◆ Directions:
The response must be a precise copy of the records that follow.
****************************************
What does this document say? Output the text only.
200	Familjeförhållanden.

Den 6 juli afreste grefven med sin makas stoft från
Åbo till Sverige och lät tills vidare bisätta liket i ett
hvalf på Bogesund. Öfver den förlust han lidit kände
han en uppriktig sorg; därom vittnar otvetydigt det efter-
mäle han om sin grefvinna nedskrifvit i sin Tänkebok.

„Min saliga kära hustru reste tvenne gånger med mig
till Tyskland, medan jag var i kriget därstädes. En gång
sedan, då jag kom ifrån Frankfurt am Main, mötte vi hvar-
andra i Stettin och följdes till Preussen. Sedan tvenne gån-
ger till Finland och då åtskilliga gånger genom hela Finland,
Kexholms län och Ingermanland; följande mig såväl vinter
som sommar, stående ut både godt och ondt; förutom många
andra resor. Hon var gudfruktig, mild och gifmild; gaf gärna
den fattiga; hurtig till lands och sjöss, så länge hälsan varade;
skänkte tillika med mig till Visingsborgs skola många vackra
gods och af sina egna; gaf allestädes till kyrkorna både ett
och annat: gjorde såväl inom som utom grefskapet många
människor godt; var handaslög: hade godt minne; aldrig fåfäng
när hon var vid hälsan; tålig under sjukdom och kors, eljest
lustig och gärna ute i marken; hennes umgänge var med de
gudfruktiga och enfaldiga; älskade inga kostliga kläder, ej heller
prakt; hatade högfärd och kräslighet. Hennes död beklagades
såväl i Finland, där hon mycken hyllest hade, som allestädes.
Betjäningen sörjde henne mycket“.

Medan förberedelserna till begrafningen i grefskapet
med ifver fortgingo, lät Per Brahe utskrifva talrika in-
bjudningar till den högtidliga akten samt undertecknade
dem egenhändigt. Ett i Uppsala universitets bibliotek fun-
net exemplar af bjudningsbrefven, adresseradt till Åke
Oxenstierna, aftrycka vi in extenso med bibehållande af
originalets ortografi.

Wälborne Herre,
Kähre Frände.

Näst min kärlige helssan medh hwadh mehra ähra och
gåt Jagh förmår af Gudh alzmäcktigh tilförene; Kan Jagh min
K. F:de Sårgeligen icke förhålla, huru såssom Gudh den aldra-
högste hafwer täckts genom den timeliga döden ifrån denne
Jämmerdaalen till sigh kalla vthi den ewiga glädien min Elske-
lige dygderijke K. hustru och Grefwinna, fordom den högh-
****************************************
◆ Result below:
What does this document say? Output the text only.
200	Familjeförhållanden.

Den 6 juli afreste grefven med sin makas stoft från
Åbo till Sverige och lät tills vidare bisätta liket i ett
hvalf på Bogesund. Öfver den förlust han lidit kände
han en uppriktig sorg; därom vittnar otvetydigt det efter-
mäle han om sin grefvinna nedskrifvit i sin Tänkebok.

„Min saliga kära hustru reste tvenne gånger med mig
till Tyskland, medan jag var i kriget därstädes. En gång
sedan, då jag kom ifrån Frankfurt am Main, mötte vi hvar-
andra i Stettin och följdes till Preussen. Sedan tvenne gån-
ger till Finland och då åtskilliga gånger genom hela Finland,
Kexholms län och Ingermanland; följande mig såväl vinter
som sommar, stående ut både godt och ondt; förutom många
andra resor. Hon var gudfruktig, mild och gifmild; gaf gärna
den fattiga; hurtig till lands och sjöss, så länge hälsan varade;
skänkte tillika med mig till Visingsborgs skola många vackra
gods och af sina egna; gaf allestädes till kyrkorna både ett
och annat: gjorde såväl inom som utom grefskapet många
människor godt; var handaslög: hade godt minne; aldrig fåfäng
när hon var vid hälsan; tålig under sjukdom och kors, eljest
lustig och gärna ute i marken; hennes umgänge var med de
gudfruktiga och enfaldiga; älskade inga kostliga kläder, ej heller
prakt; hatade högfärd och kräslighet. Hennes död beklagades
såväl i Finland, där hon mycken hyllest hade, som allestädes.
Betjäningen sörjde henne mycket“.

Medan förberedelserna till begrafningen i grefskapet
med ifver fortgingo, lät Per Brahe utskrifva talrika in-
bjudningar till den högtidliga akten samt undertecknade
dem egenhändigt. Ett i Uppsala universitets bibliotek fun-
net exemplar af bjudningsbrefven, adresseradt till Åke
Oxenstierna, aftrycka vi in extenso med bibehållande af
originalets ortografi.

Wälborne Herre,
Kähre Frände.

Näst min kärlige helssan medh hwadh mehra ähra och
gåt Jagh förmår af Gudh alzmäcktigh tilförene; Kan Jagh min
K. F:de Sårgeligen icke förhålla, huru såssom Gudh den aldra-
högste hafwer täckts genom den timeliga döden ifrån denne
Jämmerdaalen till sigh kalla vthi den ewiga glädien min Elske-
lige dygderijke K. hustru och Grefwinna, fordom den högh-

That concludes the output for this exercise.